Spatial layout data
--- begin ---

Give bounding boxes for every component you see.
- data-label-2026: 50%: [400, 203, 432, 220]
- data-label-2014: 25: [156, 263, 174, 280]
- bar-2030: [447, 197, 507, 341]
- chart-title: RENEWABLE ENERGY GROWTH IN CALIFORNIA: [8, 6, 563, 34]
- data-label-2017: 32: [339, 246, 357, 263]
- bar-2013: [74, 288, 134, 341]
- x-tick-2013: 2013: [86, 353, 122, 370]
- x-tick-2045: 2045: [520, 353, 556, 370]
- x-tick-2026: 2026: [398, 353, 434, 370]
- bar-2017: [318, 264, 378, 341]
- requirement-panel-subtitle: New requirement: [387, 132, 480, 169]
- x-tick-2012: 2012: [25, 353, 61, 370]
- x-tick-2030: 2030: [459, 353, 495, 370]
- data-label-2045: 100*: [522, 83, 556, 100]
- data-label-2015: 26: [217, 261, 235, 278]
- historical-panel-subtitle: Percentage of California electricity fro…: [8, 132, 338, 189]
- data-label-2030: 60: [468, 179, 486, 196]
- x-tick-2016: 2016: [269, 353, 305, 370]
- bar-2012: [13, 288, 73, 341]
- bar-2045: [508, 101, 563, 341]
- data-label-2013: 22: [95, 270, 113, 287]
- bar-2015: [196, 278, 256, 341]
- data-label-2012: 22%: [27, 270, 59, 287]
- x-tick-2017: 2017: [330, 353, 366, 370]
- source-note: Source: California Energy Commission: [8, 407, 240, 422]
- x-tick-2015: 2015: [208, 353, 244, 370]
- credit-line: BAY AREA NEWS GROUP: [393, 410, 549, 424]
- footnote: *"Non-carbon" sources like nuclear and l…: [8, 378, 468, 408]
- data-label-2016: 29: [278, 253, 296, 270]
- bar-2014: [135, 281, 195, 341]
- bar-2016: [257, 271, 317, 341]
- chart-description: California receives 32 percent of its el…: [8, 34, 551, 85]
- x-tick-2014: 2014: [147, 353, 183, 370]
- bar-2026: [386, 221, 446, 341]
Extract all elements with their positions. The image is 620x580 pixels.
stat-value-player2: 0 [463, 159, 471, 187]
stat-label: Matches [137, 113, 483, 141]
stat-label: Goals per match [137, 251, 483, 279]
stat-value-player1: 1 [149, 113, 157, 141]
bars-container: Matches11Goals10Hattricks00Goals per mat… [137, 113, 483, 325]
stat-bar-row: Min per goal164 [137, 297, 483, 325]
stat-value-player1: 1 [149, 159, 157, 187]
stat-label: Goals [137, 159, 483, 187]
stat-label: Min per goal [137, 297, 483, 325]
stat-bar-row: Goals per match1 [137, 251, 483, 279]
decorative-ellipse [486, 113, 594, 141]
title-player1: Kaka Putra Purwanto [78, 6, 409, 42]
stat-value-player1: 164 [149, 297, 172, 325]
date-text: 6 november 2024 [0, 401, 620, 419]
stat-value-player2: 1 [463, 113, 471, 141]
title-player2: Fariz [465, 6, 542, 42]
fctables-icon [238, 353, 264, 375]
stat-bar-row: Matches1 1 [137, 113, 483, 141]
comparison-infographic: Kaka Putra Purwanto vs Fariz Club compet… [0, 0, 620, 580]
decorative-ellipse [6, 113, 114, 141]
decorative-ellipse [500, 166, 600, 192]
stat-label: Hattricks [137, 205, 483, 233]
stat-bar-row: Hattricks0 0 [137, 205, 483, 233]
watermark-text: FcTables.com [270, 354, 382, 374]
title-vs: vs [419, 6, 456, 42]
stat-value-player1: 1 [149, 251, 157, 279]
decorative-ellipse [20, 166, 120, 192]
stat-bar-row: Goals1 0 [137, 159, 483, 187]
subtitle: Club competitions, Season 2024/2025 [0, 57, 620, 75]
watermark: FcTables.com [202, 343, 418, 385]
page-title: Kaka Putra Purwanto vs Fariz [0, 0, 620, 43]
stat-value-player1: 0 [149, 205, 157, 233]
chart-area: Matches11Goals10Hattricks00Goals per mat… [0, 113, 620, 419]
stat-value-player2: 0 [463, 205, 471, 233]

--- end ---

> _What you will do_
List every line of the listing above that contains the string "subtitle", matching case exactly.

> _Result_
- requirement-panel-subtitle: New requirement: [387, 132, 480, 169]
- historical-panel-subtitle: Percentage of California electricity fro…: [8, 132, 338, 189]
subtitle: Club competitions, Season 2024/2025 [0, 57, 620, 75]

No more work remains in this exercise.